# WRITTEN EXERCISE
Your task is to output the data exactly as it stands.

[Rows from a figure dataset]
——————————
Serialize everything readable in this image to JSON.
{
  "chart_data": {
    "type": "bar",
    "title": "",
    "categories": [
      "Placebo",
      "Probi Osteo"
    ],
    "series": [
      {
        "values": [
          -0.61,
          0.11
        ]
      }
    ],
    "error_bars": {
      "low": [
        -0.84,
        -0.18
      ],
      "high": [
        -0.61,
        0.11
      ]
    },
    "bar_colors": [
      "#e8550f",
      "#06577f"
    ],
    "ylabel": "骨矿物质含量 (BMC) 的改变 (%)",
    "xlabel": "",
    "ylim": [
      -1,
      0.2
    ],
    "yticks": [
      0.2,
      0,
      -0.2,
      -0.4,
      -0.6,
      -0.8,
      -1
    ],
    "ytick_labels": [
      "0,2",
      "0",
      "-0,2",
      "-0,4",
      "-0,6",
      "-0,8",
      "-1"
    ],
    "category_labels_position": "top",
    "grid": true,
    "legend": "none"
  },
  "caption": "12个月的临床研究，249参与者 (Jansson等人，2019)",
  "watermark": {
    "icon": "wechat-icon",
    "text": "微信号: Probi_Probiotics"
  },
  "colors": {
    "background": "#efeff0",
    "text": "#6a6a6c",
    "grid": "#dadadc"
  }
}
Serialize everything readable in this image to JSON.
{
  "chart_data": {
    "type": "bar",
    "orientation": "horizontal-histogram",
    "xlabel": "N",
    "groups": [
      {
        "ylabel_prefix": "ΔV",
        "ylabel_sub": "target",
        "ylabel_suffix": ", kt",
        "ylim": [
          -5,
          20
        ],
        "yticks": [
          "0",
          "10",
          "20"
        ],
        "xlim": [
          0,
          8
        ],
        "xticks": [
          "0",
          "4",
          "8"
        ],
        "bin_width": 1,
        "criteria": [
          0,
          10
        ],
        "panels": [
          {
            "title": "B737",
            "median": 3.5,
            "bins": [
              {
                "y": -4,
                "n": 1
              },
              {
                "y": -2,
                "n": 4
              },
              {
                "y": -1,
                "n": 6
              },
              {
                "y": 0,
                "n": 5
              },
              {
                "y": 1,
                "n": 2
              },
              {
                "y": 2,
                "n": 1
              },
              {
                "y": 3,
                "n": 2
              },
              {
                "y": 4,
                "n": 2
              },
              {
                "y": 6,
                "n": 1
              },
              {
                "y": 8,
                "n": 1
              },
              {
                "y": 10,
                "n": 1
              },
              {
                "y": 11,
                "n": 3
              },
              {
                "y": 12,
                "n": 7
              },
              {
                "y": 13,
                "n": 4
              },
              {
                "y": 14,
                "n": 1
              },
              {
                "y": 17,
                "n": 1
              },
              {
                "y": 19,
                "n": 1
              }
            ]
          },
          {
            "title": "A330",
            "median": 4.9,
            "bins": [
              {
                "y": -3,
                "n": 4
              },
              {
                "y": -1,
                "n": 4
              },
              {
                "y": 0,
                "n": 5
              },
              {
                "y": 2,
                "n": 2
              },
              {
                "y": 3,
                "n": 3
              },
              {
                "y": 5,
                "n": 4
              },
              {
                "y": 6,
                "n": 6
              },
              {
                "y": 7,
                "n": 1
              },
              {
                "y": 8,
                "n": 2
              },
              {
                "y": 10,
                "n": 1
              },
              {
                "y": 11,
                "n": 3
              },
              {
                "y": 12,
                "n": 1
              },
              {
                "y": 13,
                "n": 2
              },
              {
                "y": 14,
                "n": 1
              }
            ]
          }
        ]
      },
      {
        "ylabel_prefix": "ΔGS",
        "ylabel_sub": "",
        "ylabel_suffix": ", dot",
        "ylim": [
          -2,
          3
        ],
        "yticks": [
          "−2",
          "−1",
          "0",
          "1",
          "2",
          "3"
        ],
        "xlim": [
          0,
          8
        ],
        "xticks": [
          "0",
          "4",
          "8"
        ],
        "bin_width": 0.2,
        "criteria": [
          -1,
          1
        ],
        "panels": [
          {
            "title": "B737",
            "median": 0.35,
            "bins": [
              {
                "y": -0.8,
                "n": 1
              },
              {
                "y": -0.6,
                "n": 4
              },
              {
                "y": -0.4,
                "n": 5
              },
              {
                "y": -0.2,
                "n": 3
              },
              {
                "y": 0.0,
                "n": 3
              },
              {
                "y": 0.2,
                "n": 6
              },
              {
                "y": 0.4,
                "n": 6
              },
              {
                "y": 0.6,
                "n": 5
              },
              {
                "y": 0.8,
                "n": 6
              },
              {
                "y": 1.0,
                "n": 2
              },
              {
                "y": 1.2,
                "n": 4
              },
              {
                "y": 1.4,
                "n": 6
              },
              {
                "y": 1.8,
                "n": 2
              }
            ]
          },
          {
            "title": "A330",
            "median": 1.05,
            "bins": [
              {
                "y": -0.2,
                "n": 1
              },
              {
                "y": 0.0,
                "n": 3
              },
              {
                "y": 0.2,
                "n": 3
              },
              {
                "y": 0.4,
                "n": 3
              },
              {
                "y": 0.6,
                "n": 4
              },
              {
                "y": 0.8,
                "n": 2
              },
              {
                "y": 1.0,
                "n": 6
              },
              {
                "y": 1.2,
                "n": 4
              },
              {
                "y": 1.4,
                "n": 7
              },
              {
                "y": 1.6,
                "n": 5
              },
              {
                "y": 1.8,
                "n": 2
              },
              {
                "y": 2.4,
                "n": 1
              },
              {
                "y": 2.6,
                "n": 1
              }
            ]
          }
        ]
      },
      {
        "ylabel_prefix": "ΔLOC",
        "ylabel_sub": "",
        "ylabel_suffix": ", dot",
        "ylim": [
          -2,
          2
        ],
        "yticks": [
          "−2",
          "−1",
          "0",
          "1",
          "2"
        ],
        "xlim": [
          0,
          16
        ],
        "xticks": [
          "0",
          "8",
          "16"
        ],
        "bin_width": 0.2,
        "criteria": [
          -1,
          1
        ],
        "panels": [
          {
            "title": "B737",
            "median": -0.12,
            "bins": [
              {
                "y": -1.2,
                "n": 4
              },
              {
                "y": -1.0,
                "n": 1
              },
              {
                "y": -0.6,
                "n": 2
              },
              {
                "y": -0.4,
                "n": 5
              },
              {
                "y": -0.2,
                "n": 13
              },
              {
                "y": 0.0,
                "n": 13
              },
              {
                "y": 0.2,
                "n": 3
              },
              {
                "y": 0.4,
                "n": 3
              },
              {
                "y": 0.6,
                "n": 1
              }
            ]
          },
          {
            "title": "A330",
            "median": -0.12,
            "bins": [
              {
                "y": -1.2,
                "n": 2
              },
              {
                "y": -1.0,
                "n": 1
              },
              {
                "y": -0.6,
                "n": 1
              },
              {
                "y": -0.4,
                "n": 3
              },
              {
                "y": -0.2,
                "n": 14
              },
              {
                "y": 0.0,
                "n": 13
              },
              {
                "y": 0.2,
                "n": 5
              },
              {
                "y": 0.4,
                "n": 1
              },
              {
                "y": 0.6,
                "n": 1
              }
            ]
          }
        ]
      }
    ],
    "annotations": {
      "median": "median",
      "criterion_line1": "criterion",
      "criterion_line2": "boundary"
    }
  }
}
——————————
# TASK SOLUTION
Serialize everything readable in this image to JSON.
{
  "chart_data": {
    "type": "bar",
    "title": "",
    "categories": [
      "Placebo",
      "Probi Osteo"
    ],
    "series": [
      {
        "values": [
          -0.61,
          0.11
        ]
      }
    ],
    "error_bars": {
      "low": [
        -0.84,
        -0.18
      ],
      "high": [
        -0.61,
        0.11
      ]
    },
    "bar_colors": [
      "#e8550f",
      "#06577f"
    ],
    "ylabel": "骨矿物质含量 (BMC) 的改变 (%)",
    "xlabel": "",
    "ylim": [
      -1,
      0.2
    ],
    "yticks": [
      0.2,
      0,
      -0.2,
      -0.4,
      -0.6,
      -0.8,
      -1
    ],
    "ytick_labels": [
      "0,2",
      "0",
      "-0,2",
      "-0,4",
      "-0,6",
      "-0,8",
      "-1"
    ],
    "category_labels_position": "top",
    "grid": true,
    "legend": "none"
  },
  "caption": "12个月的临床研究，249参与者 (Jansson等人，2019)",
  "watermark": {
    "icon": "wechat-icon",
    "text": "微信号: Probi_Probiotics"
  },
  "colors": {
    "background": "#efeff0",
    "text": "#6a6a6c",
    "grid": "#dadadc"
  }
}
Serialize everything readable in this image to JSON.
{
  "chart_data": {
    "type": "bar",
    "orientation": "horizontal-histogram",
    "xlabel": "N",
    "groups": [
      {
        "ylabel_prefix": "ΔV",
        "ylabel_sub": "target",
        "ylabel_suffix": ", kt",
        "ylim": [
          -5,
          20
        ],
        "yticks": [
          "0",
          "10",
          "20"
        ],
        "xlim": [
          0,
          8
        ],
        "xticks": [
          "0",
          "4",
          "8"
        ],
        "bin_width": 1,
        "criteria": [
          0,
          10
        ],
        "panels": [
          {
            "title": "B737",
            "median": 3.5,
            "bins": [
              {
                "y": -4,
                "n": 1
              },
              {
                "y": -2,
                "n": 4
              },
              {
                "y": -1,
                "n": 6
              },
              {
                "y": 0,
                "n": 5
              },
              {
                "y": 1,
                "n": 2
              },
              {
                "y": 2,
                "n": 1
              },
              {
                "y": 3,
                "n": 2
              },
              {
                "y": 4,
                "n": 2
              },
              {
                "y": 6,
                "n": 1
              },
              {
                "y": 8,
                "n": 1
              },
              {
                "y": 10,
                "n": 1
              },
              {
                "y": 11,
                "n": 3
              },
              {
                "y": 12,
                "n": 7
              },
              {
                "y": 13,
                "n": 4
              },
              {
                "y": 14,
                "n": 1
              },
              {
                "y": 17,
                "n": 1
              },
              {
                "y": 19,
                "n": 1
              }
            ]
          },
          {
            "title": "A330",
            "median": 4.9,
            "bins": [
              {
                "y": -3,
                "n": 4
              },
              {
                "y": -1,
                "n": 4
              },
              {
                "y": 0,
                "n": 5
              },
              {
                "y": 2,
                "n": 2
              },
              {
                "y": 3,
                "n": 3
              },
              {
                "y": 5,
                "n": 4
              },
              {
                "y": 6,
                "n": 6
              },
              {
                "y": 7,
                "n": 1
              },
              {
                "y": 8,
                "n": 2
              },
              {
                "y": 10,
                "n": 1
              },
              {
                "y": 11,
                "n": 3
              },
              {
                "y": 12,
                "n": 1
              },
              {
                "y": 13,
                "n": 2
              },
              {
                "y": 14,
                "n": 1
              }
            ]
          }
        ]
      },
      {
        "ylabel_prefix": "ΔGS",
        "ylabel_sub": "",
        "ylabel_suffix": ", dot",
        "ylim": [
          -2,
          3
        ],
        "yticks": [
          "−2",
          "−1",
          "0",
          "1",
          "2",
          "3"
        ],
        "xlim": [
          0,
          8
        ],
        "xticks": [
          "0",
          "4",
          "8"
        ],
        "bin_width": 0.2,
        "criteria": [
          -1,
          1
        ],
        "panels": [
          {
            "title": "B737",
            "median": 0.35,
            "bins": [
              {
                "y": -0.8,
                "n": 1
              },
              {
                "y": -0.6,
                "n": 4
              },
              {
                "y": -0.4,
                "n": 5
              },
              {
                "y": -0.2,
                "n": 3
              },
              {
                "y": 0.0,
                "n": 3
              },
              {
                "y": 0.2,
                "n": 6
              },
              {
                "y": 0.4,
                "n": 6
              },
              {
                "y": 0.6,
                "n": 5
              },
              {
                "y": 0.8,
                "n": 6
              },
              {
                "y": 1.0,
                "n": 2
              },
              {
                "y": 1.2,
                "n": 4
              },
              {
                "y": 1.4,
                "n": 6
              },
              {
                "y": 1.8,
                "n": 2
              }
            ]
          },
          {
            "title": "A330",
            "median": 1.05,
            "bins": [
              {
                "y": -0.2,
                "n": 1
              },
              {
                "y": 0.0,
                "n": 3
              },
              {
                "y": 0.2,
                "n": 3
              },
              {
                "y": 0.4,
                "n": 3
              },
              {
                "y": 0.6,
                "n": 4
              },
              {
                "y": 0.8,
                "n": 2
              },
              {
                "y": 1.0,
                "n": 6
              },
              {
                "y": 1.2,
                "n": 4
              },
              {
                "y": 1.4,
                "n": 7
              },
              {
                "y": 1.6,
                "n": 5
              },
              {
                "y": 1.8,
                "n": 2
              },
              {
                "y": 2.4,
                "n": 1
              },
              {
                "y": 2.6,
                "n": 1
              }
            ]
          }
        ]
      },
      {
        "ylabel_prefix": "ΔLOC",
        "ylabel_sub": "",
        "ylabel_suffix": ", dot",
        "ylim": [
          -2,
          2
        ],
        "yticks": [
          "−2",
          "−1",
          "0",
          "1",
          "2"
        ],
        "xlim": [
          0,
          16
        ],
        "xticks": [
          "0",
          "8",
          "16"
        ],
        "bin_width": 0.2,
        "criteria": [
          -1,
          1
        ],
        "panels": [
          {
            "title": "B737",
            "median": -0.12,
            "bins": [
              {
                "y": -1.2,
                "n": 4
              },
              {
                "y": -1.0,
                "n": 1
              },
              {
                "y": -0.6,
                "n": 2
              },
              {
                "y": -0.4,
                "n": 5
              },
              {
                "y": -0.2,
                "n": 13
              },
              {
                "y": 0.0,
                "n": 13
              },
              {
                "y": 0.2,
                "n": 3
              },
              {
                "y": 0.4,
                "n": 3
              },
              {
                "y": 0.6,
                "n": 1
              }
            ]
          },
          {
            "title": "A330",
            "median": -0.12,
            "bins": [
              {
                "y": -1.2,
                "n": 2
              },
              {
                "y": -1.0,
                "n": 1
              },
              {
                "y": -0.6,
                "n": 1
              },
              {
                "y": -0.4,
                "n": 3
              },
              {
                "y": -0.2,
                "n": 14
              },
              {
                "y": 0.0,
                "n": 13
              },
              {
                "y": 0.2,
                "n": 5
              },
              {
                "y": 0.4,
                "n": 1
              },
              {
                "y": 0.6,
                "n": 1
              }
            ]
          }
        ]
      }
    ],
    "annotations": {
      "median": "median",
      "criterion_line1": "criterion",
      "criterion_line2": "boundary"
    }
  }
}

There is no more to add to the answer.